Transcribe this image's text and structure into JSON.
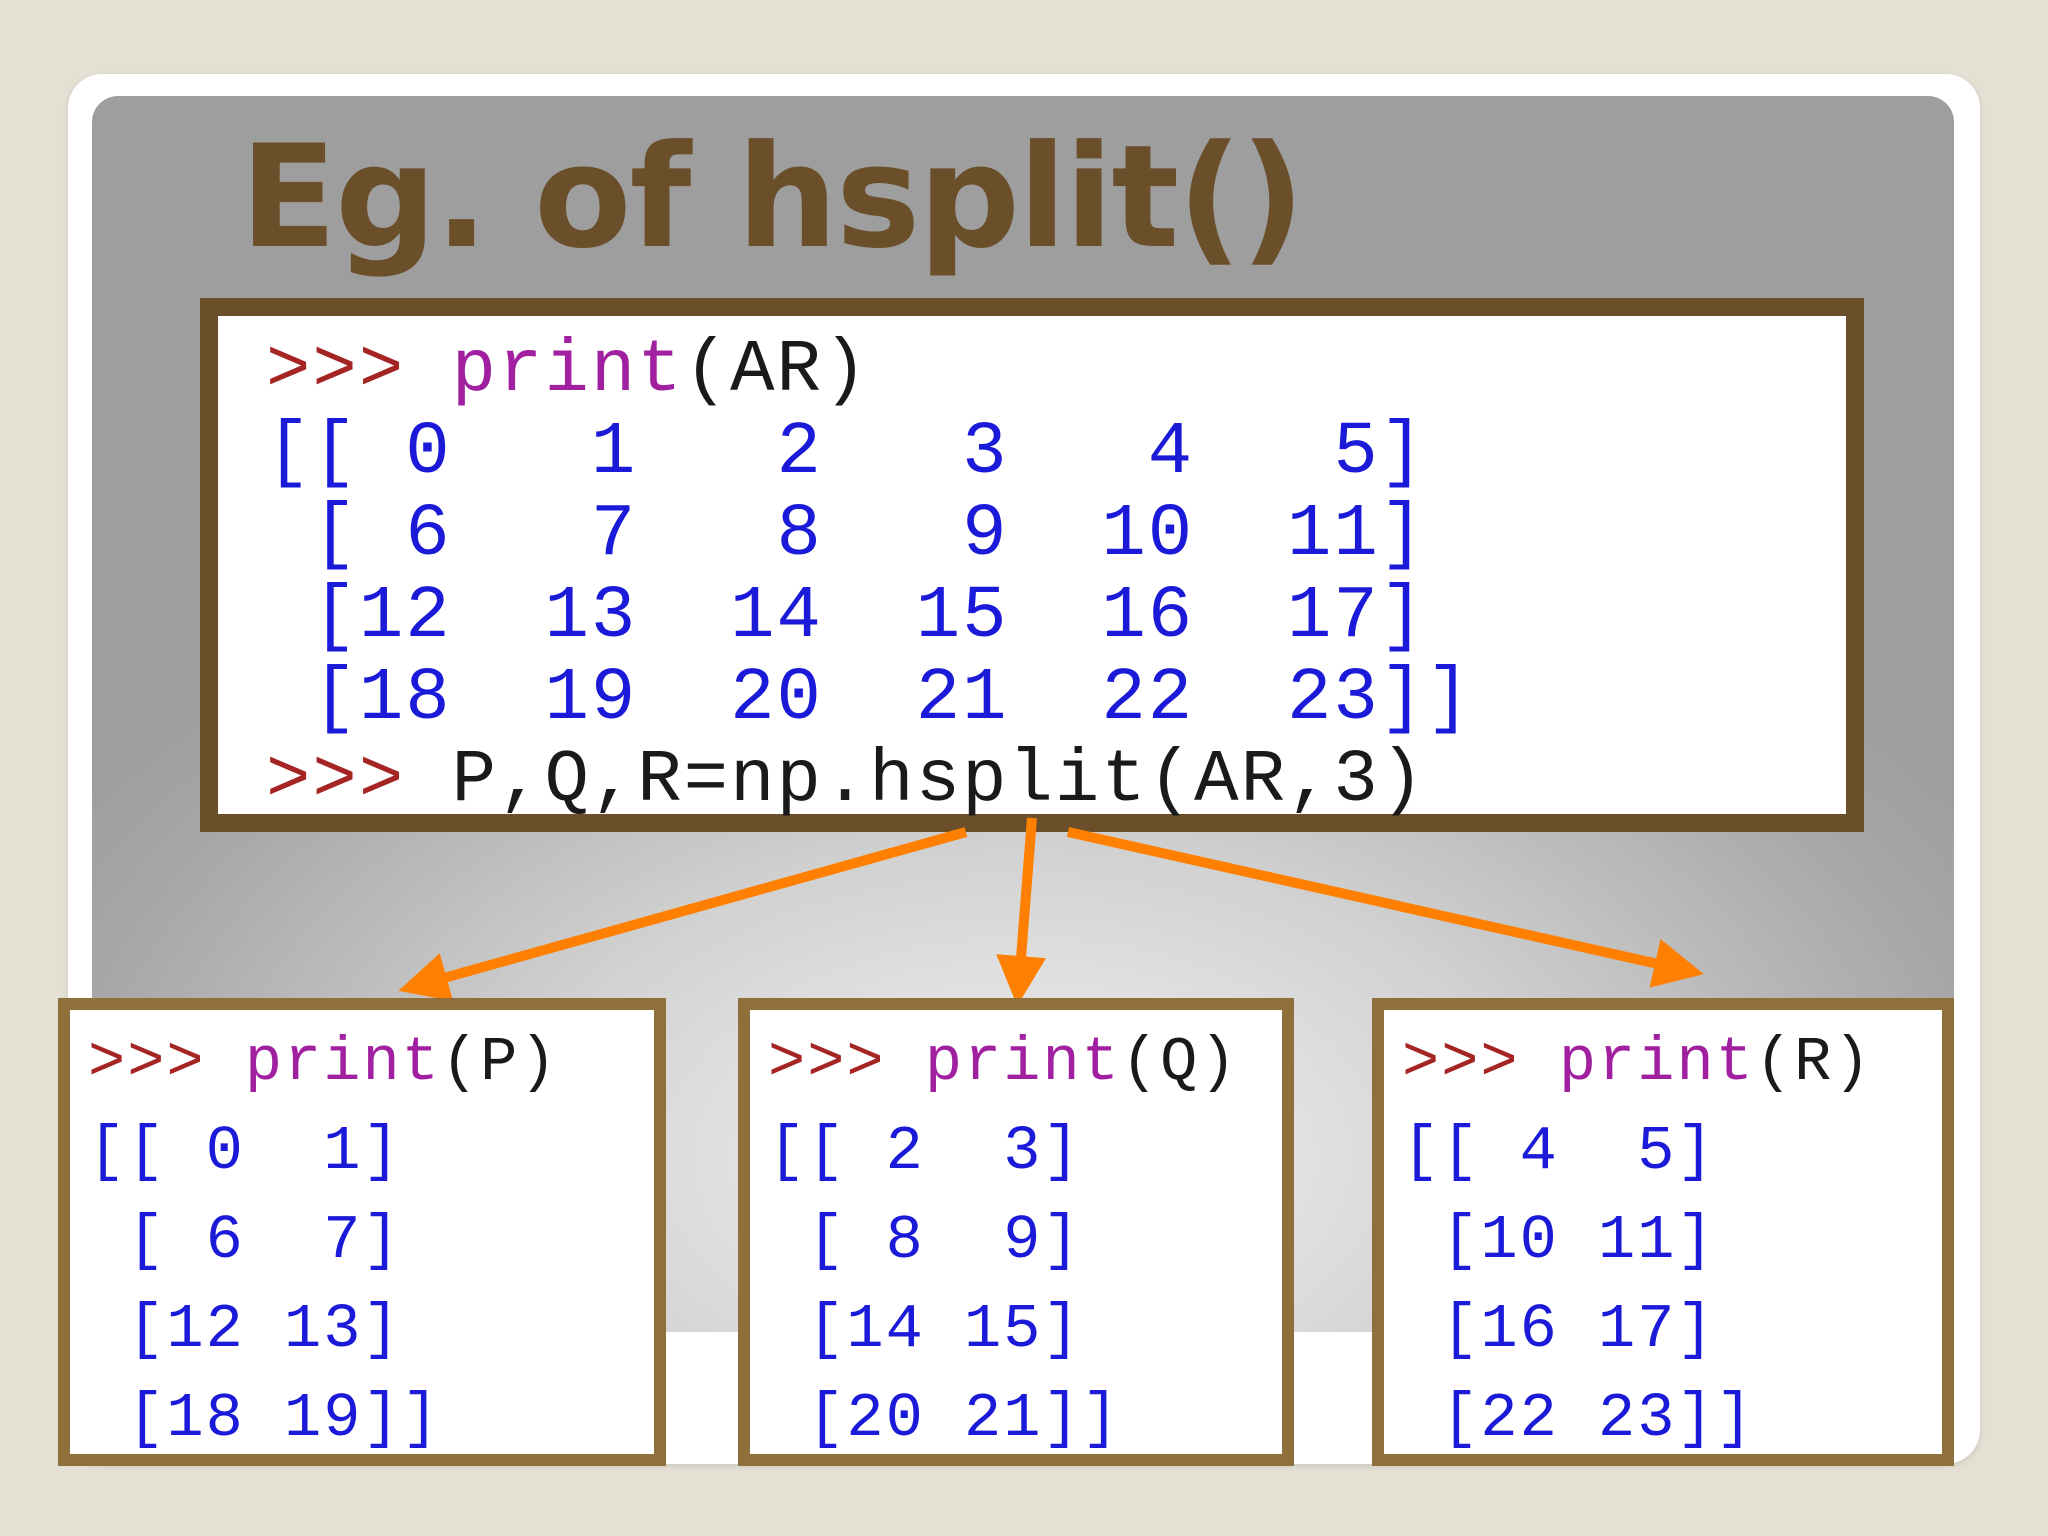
{
  "title": "Eg. of hsplit()",
  "colors": {
    "title": "#6b4f2a",
    "main_border": "#6b4f2a",
    "sub_border": "#8f6f3c",
    "arrow": "#ff8000",
    "prompt": "#a52525",
    "keyword": "#a020a0",
    "output": "#1a1ad8"
  },
  "main_console": {
    "prompt1": ">>> ",
    "cmd1_kw": "print",
    "cmd1_rest": "(AR)",
    "output": "[[ 0   1   2   3   4   5]\n [ 6   7   8   9  10  11]\n [12  13  14  15  16  17]\n [18  19  20  21  22  23]]",
    "prompt2": ">>> ",
    "cmd2": "P,Q,R=np.hsplit(AR,3)"
  },
  "split_consoles": [
    {
      "prompt": ">>> ",
      "cmd_kw": "print",
      "cmd_rest": "(P)",
      "output": "[[ 0  1]\n [ 6  7]\n [12 13]\n [18 19]]"
    },
    {
      "prompt": ">>> ",
      "cmd_kw": "print",
      "cmd_rest": "(Q)",
      "output": "[[ 2  3]\n [ 8  9]\n [14 15]\n [20 21]]"
    },
    {
      "prompt": ">>> ",
      "cmd_kw": "print",
      "cmd_rest": "(R)",
      "output": "[[ 4  5]\n [10 11]\n [16 17]\n [22 23]]"
    }
  ]
}
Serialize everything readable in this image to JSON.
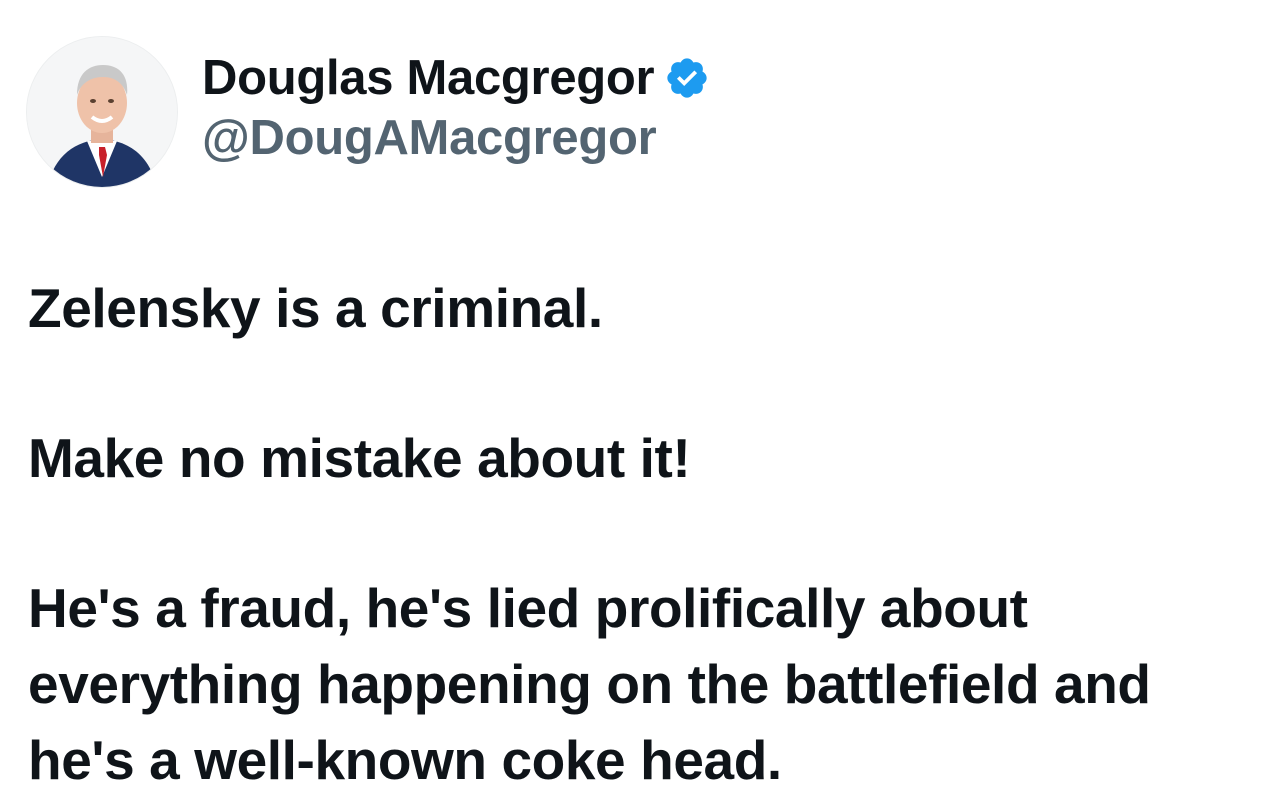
{
  "author": {
    "display_name": "Douglas Macgregor",
    "handle": "@DougAMacgregor",
    "verified": true,
    "verified_color": "#1d9bf0",
    "avatar_icon": "profile-photo"
  },
  "tweet": {
    "paragraphs": [
      "Zelensky is a criminal.",
      "Make no mistake about it!",
      "He's a fraud, he's lied prolifically about everything happening on the battlefield and he's a well-known coke head."
    ]
  },
  "colors": {
    "text": "#0f1419",
    "handle": "#536471",
    "background": "#ffffff"
  }
}
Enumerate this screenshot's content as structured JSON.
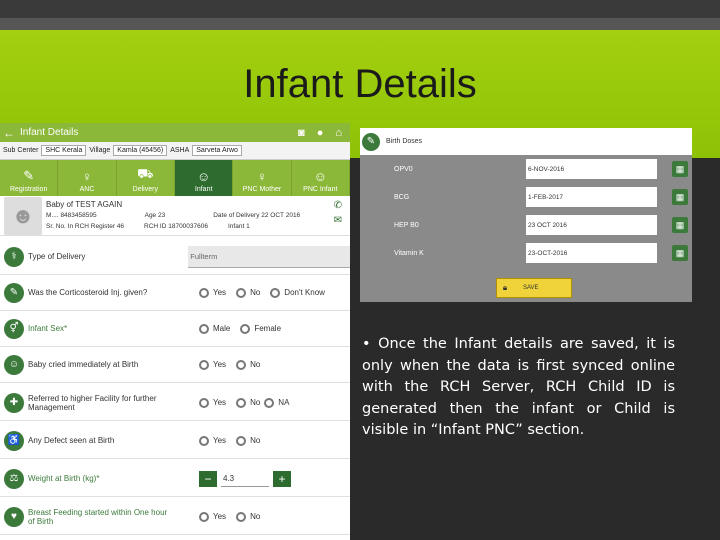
{
  "slide": {
    "title": "Infant Details",
    "bullet_marker": "•",
    "bullet_text": "Once the Infant details are saved, it is only when the data is first synced online with the RCH Server, RCH Child ID is generated then the infant or Child is visible in “Infant PNC” section.",
    "colors": {
      "band": "#a4d010",
      "background": "#2a2a2a",
      "app_green": "#8cb83a",
      "dark_green": "#2e6b2e"
    }
  },
  "infant_screen": {
    "app_bar": {
      "back_icon": "back-arrow-icon",
      "title": "Infant Details",
      "icons": [
        "camera-icon",
        "circle-icon",
        "home-icon"
      ]
    },
    "subheader": {
      "sub_center_label": "Sub Center",
      "sub_center_value": "SHC Kerala",
      "village_label": "Village",
      "village_value": "Kamla (45456)",
      "asha_label": "ASHA",
      "asha_value": "Sarveta Arwo"
    },
    "tabs": [
      {
        "label": "Registration",
        "icon": "registration-icon"
      },
      {
        "label": "ANC",
        "icon": "anc-icon"
      },
      {
        "label": "Delivery",
        "icon": "delivery-icon"
      },
      {
        "label": "Infant",
        "icon": "infant-icon",
        "active": true
      },
      {
        "label": "PNC Mother",
        "icon": "pnc-mother-icon"
      },
      {
        "label": "PNC Infant",
        "icon": "pnc-infant-icon"
      }
    ],
    "profile": {
      "name": "Baby of TEST AGAIN",
      "mobile": "M.... 8483458595",
      "age": "Age 23",
      "delivery_date": "Date of Delivery 22 OCT 2016",
      "rch_status": "Sr. No. In RCH Register 46",
      "rch_id": "RCH ID 18700037606",
      "infant_no": "Infant 1"
    },
    "questions": [
      {
        "label": "Type of Delivery",
        "icon": "delivery-type-icon",
        "field": "Fullterm"
      },
      {
        "label": "Was the Corticosteroid Inj. given?",
        "icon": "injection-icon",
        "options": [
          "Yes",
          "No",
          "Don't Know"
        ]
      },
      {
        "label": "Infant Sex",
        "icon": "gender-icon",
        "required": "*",
        "options": [
          "Male",
          "Female"
        ]
      },
      {
        "label": "Baby cried immediately at Birth",
        "icon": "baby-cry-icon",
        "options": [
          "Yes",
          "No"
        ]
      },
      {
        "label": "Referred to higher Facility for further Management",
        "icon": "referral-icon",
        "options": [
          "Yes",
          "No",
          "NA"
        ]
      },
      {
        "label": "Any Defect seen at Birth",
        "icon": "defect-icon",
        "options": [
          "Yes",
          "No"
        ]
      },
      {
        "label": "Weight at Birth (kg)",
        "icon": "weight-icon",
        "required": "*",
        "stepper_value": "4.3",
        "minus": "−",
        "plus": "+"
      },
      {
        "label": "Breast Feeding started within One hour of Birth",
        "icon": "breastfeeding-icon",
        "options": [
          "Yes",
          "No"
        ]
      }
    ]
  },
  "doses_screen": {
    "header": "Birth Doses",
    "header_icon": "syringe-icon",
    "rows": [
      {
        "label": "OPV0",
        "value": "6-NOV-2016"
      },
      {
        "label": "BCG",
        "value": "1-FEB-2017"
      },
      {
        "label": "HEP B0",
        "value": "23 OCT 2016"
      },
      {
        "label": "Vitamin K",
        "value": "23-OCT-2016"
      }
    ],
    "save_label": "SAVE",
    "save_icon": "lock-icon"
  }
}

Required task:
Copy every line of the listing that contains the word "hsplit".

Exercise answer:
  "title": "Eg. of hsplit()",
    "cmd2": "P,Q,R=np.hsplit(AR,3)"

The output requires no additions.